* Material for this exercise
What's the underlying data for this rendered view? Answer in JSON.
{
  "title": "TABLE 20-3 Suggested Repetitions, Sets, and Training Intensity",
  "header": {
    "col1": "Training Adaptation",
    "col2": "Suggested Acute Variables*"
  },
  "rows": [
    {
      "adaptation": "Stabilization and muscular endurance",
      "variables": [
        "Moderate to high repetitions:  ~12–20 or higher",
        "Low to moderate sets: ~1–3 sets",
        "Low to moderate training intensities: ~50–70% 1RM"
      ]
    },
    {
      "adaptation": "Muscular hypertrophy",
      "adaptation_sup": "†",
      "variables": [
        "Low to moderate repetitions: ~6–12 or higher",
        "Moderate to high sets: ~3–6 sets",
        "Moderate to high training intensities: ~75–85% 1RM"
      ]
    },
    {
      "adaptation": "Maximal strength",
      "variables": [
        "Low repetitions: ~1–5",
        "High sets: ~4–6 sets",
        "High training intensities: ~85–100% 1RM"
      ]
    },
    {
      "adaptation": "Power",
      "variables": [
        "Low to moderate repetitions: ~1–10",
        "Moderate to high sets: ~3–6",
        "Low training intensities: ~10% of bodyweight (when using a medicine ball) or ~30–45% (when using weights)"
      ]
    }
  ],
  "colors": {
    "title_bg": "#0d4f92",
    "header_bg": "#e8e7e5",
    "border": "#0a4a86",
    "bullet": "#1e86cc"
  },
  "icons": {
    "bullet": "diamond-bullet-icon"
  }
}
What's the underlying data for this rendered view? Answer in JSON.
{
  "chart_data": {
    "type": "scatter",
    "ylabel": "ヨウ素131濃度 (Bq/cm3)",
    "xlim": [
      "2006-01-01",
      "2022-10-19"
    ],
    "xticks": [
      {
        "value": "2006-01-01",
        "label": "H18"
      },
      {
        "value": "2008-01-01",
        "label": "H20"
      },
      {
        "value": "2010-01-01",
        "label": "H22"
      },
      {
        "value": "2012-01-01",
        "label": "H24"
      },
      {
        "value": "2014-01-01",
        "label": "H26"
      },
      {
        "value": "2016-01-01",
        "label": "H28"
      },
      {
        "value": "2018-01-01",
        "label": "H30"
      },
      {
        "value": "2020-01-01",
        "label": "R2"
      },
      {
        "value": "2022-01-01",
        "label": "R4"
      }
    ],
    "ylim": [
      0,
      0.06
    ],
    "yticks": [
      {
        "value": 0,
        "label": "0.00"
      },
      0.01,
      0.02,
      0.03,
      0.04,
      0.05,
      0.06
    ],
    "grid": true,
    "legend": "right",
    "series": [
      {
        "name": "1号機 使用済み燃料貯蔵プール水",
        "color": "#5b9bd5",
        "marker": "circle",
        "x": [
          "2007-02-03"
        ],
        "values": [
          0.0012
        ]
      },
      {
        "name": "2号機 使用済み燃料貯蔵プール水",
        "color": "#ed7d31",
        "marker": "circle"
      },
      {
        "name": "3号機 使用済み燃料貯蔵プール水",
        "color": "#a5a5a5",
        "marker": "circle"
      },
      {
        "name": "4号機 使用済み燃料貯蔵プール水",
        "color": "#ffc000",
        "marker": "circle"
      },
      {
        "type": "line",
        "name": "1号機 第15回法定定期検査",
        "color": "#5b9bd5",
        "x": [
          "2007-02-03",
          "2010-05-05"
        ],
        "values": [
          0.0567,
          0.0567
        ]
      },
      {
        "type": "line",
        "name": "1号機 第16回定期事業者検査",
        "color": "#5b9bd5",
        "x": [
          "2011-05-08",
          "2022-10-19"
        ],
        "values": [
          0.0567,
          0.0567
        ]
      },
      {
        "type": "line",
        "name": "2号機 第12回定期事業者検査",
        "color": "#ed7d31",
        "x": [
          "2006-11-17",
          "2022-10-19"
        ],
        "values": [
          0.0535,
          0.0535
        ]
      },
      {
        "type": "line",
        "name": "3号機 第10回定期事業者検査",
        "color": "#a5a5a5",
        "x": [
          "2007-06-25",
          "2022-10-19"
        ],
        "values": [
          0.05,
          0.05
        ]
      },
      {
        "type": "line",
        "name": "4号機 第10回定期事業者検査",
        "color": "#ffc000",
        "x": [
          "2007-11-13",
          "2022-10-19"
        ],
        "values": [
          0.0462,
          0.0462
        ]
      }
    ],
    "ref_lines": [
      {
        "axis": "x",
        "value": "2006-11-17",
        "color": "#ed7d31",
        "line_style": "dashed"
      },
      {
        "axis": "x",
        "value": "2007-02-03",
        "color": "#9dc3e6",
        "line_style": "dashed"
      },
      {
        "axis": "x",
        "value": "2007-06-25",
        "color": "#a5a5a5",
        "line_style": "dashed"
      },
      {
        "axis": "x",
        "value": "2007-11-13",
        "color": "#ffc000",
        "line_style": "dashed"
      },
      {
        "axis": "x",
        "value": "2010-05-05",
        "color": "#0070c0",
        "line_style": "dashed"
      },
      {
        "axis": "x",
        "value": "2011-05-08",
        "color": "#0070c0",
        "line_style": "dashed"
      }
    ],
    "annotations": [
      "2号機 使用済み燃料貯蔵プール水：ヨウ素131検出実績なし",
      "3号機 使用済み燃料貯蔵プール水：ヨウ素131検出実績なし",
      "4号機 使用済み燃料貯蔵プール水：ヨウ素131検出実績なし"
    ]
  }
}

* To do
Reproduce the records above exactly as they appear.

* Right answer
What's the underlying data for this rendered view? Answer in JSON.
{
  "title": "TABLE 20-3 Suggested Repetitions, Sets, and Training Intensity",
  "header": {
    "col1": "Training Adaptation",
    "col2": "Suggested Acute Variables*"
  },
  "rows": [
    {
      "adaptation": "Stabilization and muscular endurance",
      "variables": [
        "Moderate to high repetitions:  ~12–20 or higher",
        "Low to moderate sets: ~1–3 sets",
        "Low to moderate training intensities: ~50–70% 1RM"
      ]
    },
    {
      "adaptation": "Muscular hypertrophy",
      "adaptation_sup": "†",
      "variables": [
        "Low to moderate repetitions: ~6–12 or higher",
        "Moderate to high sets: ~3–6 sets",
        "Moderate to high training intensities: ~75–85% 1RM"
      ]
    },
    {
      "adaptation": "Maximal strength",
      "variables": [
        "Low repetitions: ~1–5",
        "High sets: ~4–6 sets",
        "High training intensities: ~85–100% 1RM"
      ]
    },
    {
      "adaptation": "Power",
      "variables": [
        "Low to moderate repetitions: ~1–10",
        "Moderate to high sets: ~3–6",
        "Low training intensities: ~10% of bodyweight (when using a medicine ball) or ~30–45% (when using weights)"
      ]
    }
  ],
  "colors": {
    "title_bg": "#0d4f92",
    "header_bg": "#e8e7e5",
    "border": "#0a4a86",
    "bullet": "#1e86cc"
  },
  "icons": {
    "bullet": "diamond-bullet-icon"
  }
}
What's the underlying data for this rendered view? Answer in JSON.
{
  "chart_data": {
    "type": "scatter",
    "ylabel": "ヨウ素131濃度 (Bq/cm3)",
    "xlim": [
      "2006-01-01",
      "2022-10-19"
    ],
    "xticks": [
      {
        "value": "2006-01-01",
        "label": "H18"
      },
      {
        "value": "2008-01-01",
        "label": "H20"
      },
      {
        "value": "2010-01-01",
        "label": "H22"
      },
      {
        "value": "2012-01-01",
        "label": "H24"
      },
      {
        "value": "2014-01-01",
        "label": "H26"
      },
      {
        "value": "2016-01-01",
        "label": "H28"
      },
      {
        "value": "2018-01-01",
        "label": "H30"
      },
      {
        "value": "2020-01-01",
        "label": "R2"
      },
      {
        "value": "2022-01-01",
        "label": "R4"
      }
    ],
    "ylim": [
      0,
      0.06
    ],
    "yticks": [
      {
        "value": 0,
        "label": "0.00"
      },
      0.01,
      0.02,
      0.03,
      0.04,
      0.05,
      0.06
    ],
    "grid": true,
    "legend": "right",
    "series": [
      {
        "name": "1号機 使用済み燃料貯蔵プール水",
        "color": "#5b9bd5",
        "marker": "circle",
        "x": [
          "2007-02-03"
        ],
        "values": [
          0.0012
        ]
      },
      {
        "name": "2号機 使用済み燃料貯蔵プール水",
        "color": "#ed7d31",
        "marker": "circle"
      },
      {
        "name": "3号機 使用済み燃料貯蔵プール水",
        "color": "#a5a5a5",
        "marker": "circle"
      },
      {
        "name": "4号機 使用済み燃料貯蔵プール水",
        "color": "#ffc000",
        "marker": "circle"
      },
      {
        "type": "line",
        "name": "1号機 第15回法定定期検査",
        "color": "#5b9bd5",
        "x": [
          "2007-02-03",
          "2010-05-05"
        ],
        "values": [
          0.0567,
          0.0567
        ]
      },
      {
        "type": "line",
        "name": "1号機 第16回定期事業者検査",
        "color": "#5b9bd5",
        "x": [
          "2011-05-08",
          "2022-10-19"
        ],
        "values": [
          0.0567,
          0.0567
        ]
      },
      {
        "type": "line",
        "name": "2号機 第12回定期事業者検査",
        "color": "#ed7d31",
        "x": [
          "2006-11-17",
          "2022-10-19"
        ],
        "values": [
          0.0535,
          0.0535
        ]
      },
      {
        "type": "line",
        "name": "3号機 第10回定期事業者検査",
        "color": "#a5a5a5",
        "x": [
          "2007-06-25",
          "2022-10-19"
        ],
        "values": [
          0.05,
          0.05
        ]
      },
      {
        "type": "line",
        "name": "4号機 第10回定期事業者検査",
        "color": "#ffc000",
        "x": [
          "2007-11-13",
          "2022-10-19"
        ],
        "values": [
          0.0462,
          0.0462
        ]
      }
    ],
    "ref_lines": [
      {
        "axis": "x",
        "value": "2006-11-17",
        "color": "#ed7d31",
        "line_style": "dashed"
      },
      {
        "axis": "x",
        "value": "2007-02-03",
        "color": "#9dc3e6",
        "line_style": "dashed"
      },
      {
        "axis": "x",
        "value": "2007-06-25",
        "color": "#a5a5a5",
        "line_style": "dashed"
      },
      {
        "axis": "x",
        "value": "2007-11-13",
        "color": "#ffc000",
        "line_style": "dashed"
      },
      {
        "axis": "x",
        "value": "2010-05-05",
        "color": "#0070c0",
        "line_style": "dashed"
      },
      {
        "axis": "x",
        "value": "2011-05-08",
        "color": "#0070c0",
        "line_style": "dashed"
      }
    ],
    "annotations": [
      "2号機 使用済み燃料貯蔵プール水：ヨウ素131検出実績なし",
      "3号機 使用済み燃料貯蔵プール水：ヨウ素131検出実績なし",
      "4号機 使用済み燃料貯蔵プール水：ヨウ素131検出実績なし"
    ]
  }
}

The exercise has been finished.